▶ CONSIGNES DE L'EXERCICE
**1)** Résumez le texte fourni en deux phrases.
**2)** Recopiez fidèlement le passage du texte fourni, de « Depuis son arrestation, Beltrami » à « l’avancée de l’enquête. ».

L’enquête sur le meurtre de Sivanee Saminaden, survenu le 4 janvier dernier à Petit-Raffray, connaît un sérieux ralentissement. En cause : le choix du principal suspect, Beltrami Bolzano Kemayou, un ressortissant camerounais âgé d’environ 24 ans, de garder le droit au silence lors de ses deux derniers interrogatoires, une posture qui complique considérablement le travail des enquêteurs.
Depuis son arrestation, Beltrami Bolzano Kemayou est entendu par la Major Crime Investigation Team du Surintendant Vikash Seebaruth, dans le cadre de cette affaire.
Cependant, lors des deux dernières séances d’interrogatoire, il a refusé de répondre aux questions, invoquant son droit constitutionnel au silence. Une décision légale, mais aux conséquences directes sur l’avancée de l’enquête.
Ce mutisme empêche notamment la reconstitution des faits, un exercice jugé essentiel par les enquêteurs pour établir avec précision le déroulement du drame, la chronologie des événements et les gestes ayant conduit à la mort de la victime. Sans la collaboration du suspect, cette étape clé ne peut, pour l’heure, être menée à bien.
La reconstitution aurait permis de consolider les éléments matériels déjà recueillis, de confronter les versions et de renforcer le dossier avant les prochaines étapes judiciaires. Son report entraîne donc un allongement du processus, au grand dam des proches de la victime et d’une population toujours sous le choc.

[Données de prédiction de boîtes englobantes]

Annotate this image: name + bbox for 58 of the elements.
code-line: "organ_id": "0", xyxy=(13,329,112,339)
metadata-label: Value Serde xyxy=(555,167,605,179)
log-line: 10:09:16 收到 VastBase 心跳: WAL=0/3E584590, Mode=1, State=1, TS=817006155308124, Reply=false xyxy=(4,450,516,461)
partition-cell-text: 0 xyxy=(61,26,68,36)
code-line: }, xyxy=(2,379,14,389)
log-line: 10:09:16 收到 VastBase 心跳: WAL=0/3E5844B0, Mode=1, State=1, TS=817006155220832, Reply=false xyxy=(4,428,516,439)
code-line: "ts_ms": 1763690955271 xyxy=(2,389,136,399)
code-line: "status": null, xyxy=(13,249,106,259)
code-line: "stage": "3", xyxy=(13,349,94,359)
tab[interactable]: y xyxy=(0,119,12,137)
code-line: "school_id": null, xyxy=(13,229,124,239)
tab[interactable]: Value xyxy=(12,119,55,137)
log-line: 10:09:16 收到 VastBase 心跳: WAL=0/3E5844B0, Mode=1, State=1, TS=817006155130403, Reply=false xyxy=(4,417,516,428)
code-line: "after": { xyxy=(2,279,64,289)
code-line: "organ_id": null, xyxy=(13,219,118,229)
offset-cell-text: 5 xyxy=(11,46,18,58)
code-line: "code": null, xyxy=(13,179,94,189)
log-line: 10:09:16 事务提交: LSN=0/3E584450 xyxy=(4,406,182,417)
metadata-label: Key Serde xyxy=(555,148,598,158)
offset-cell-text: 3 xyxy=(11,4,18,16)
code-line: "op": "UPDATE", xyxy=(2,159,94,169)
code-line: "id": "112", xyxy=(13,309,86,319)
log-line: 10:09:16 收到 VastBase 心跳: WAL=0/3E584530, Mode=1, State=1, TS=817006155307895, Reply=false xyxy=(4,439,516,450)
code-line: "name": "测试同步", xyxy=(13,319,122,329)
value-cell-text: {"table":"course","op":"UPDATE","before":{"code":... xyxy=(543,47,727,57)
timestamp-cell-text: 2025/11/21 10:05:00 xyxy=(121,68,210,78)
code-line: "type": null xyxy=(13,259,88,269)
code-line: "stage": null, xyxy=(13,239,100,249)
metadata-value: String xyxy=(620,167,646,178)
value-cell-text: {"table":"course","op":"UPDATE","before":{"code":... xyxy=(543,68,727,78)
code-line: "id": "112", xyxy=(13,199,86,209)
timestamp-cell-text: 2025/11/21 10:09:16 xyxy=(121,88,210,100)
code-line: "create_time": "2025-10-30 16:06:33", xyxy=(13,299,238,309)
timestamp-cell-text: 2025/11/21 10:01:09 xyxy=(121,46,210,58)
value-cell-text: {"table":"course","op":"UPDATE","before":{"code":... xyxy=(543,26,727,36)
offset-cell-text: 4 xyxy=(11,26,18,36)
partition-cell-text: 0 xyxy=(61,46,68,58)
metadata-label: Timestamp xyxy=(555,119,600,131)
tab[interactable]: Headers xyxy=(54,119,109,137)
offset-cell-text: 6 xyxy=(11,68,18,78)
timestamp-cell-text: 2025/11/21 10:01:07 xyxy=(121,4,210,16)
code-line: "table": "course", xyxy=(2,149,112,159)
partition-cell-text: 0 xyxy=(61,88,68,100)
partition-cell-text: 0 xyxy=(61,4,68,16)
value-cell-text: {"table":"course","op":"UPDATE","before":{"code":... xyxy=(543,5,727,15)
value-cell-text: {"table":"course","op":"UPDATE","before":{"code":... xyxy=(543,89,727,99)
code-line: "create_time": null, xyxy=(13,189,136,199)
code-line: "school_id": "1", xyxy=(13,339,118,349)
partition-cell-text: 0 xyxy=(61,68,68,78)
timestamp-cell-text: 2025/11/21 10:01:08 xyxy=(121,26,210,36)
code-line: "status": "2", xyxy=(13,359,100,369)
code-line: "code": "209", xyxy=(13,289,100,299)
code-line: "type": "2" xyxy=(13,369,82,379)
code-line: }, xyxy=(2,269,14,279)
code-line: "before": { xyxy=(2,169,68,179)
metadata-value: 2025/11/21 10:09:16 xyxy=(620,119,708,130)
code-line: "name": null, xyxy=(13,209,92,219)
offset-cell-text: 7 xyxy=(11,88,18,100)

▶ SOLUTIONS CI-DESSOUS
**1)** L'enquête sur le meurtre de Sivanee Saminaden, survenu le 4 janvier à Petit-Raffray, connaît un sérieux ralentissement, car le principal suspect, Beltrami Bolzano Kemayou, a gardé le droit au silence lors de ses deux derniers interrogatoires. Ce mutisme empêche la reconstitution des faits, que les enquêteurs jugent essentielle, et son report allonge le processus, au grand dam des proches de la victime.

**2)**
Depuis son arrestation, Beltrami Bolzano Kemayou est entendu par la Major Crime Investigation Team du Surintendant Vikash Seebaruth, dans le cadre de cette affaire.
Cependant, lors des deux dernières séances d’interrogatoire, il a refusé de répondre aux questions, invoquant son droit constitutionnel au silence. Une décision légale, mais aux conséquences directes sur l’avancée de l’enquête.